_WRITTEN INSTRUCTION:_
From the entries below, work out the number of lines that hold the word "Photometric", and give that number alone.

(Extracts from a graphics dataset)

···

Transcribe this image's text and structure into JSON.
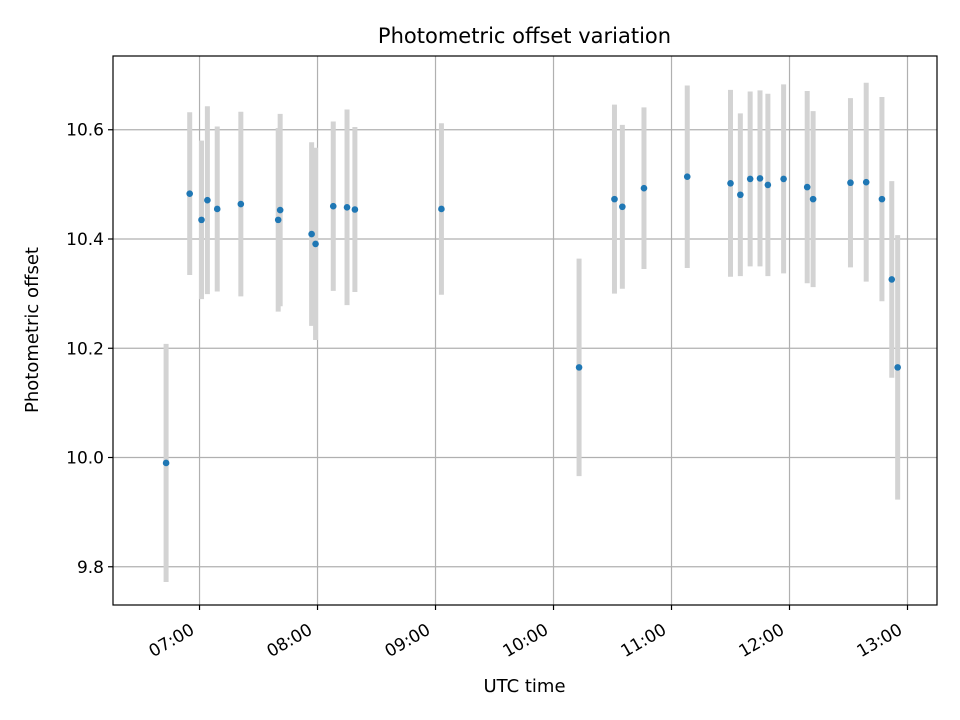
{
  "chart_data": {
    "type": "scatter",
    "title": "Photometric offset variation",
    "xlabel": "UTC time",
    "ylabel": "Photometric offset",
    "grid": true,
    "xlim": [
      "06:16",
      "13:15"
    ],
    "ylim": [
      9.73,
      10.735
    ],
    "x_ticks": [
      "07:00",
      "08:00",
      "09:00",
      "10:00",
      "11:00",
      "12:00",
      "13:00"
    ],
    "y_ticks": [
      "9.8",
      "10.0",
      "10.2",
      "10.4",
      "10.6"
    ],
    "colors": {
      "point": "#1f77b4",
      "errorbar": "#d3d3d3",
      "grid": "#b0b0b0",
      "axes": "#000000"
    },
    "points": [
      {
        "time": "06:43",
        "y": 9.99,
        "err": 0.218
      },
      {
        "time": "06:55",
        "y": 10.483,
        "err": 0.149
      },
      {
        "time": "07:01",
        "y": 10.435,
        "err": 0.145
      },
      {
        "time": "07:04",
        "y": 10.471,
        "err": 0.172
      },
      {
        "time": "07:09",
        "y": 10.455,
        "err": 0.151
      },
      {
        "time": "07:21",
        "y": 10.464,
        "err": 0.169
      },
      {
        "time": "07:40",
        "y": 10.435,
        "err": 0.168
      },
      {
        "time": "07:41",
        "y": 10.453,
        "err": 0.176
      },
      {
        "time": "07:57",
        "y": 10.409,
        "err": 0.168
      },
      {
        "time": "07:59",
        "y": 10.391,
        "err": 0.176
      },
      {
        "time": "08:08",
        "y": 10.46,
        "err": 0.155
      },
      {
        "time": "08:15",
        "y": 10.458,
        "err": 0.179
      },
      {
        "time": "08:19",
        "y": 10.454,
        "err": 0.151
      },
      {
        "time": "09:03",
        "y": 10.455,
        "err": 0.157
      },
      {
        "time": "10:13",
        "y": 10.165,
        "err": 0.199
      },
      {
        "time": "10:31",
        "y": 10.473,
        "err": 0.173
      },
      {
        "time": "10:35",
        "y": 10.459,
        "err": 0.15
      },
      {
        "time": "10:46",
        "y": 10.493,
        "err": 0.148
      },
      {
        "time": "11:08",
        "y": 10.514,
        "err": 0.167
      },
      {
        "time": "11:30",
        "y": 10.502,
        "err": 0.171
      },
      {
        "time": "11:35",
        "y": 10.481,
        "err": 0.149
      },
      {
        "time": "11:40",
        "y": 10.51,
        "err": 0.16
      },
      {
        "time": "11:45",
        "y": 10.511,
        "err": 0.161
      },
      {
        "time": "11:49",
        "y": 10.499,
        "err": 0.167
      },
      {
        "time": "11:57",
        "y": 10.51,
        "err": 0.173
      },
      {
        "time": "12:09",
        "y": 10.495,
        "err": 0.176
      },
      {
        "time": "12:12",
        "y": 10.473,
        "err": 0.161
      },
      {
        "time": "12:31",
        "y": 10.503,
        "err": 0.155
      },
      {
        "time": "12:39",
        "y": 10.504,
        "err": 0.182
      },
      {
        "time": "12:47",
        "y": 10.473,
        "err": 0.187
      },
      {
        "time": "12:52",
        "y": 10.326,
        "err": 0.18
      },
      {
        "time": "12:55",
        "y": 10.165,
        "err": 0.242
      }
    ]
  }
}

···

_EXERCISE ANSWER:_
2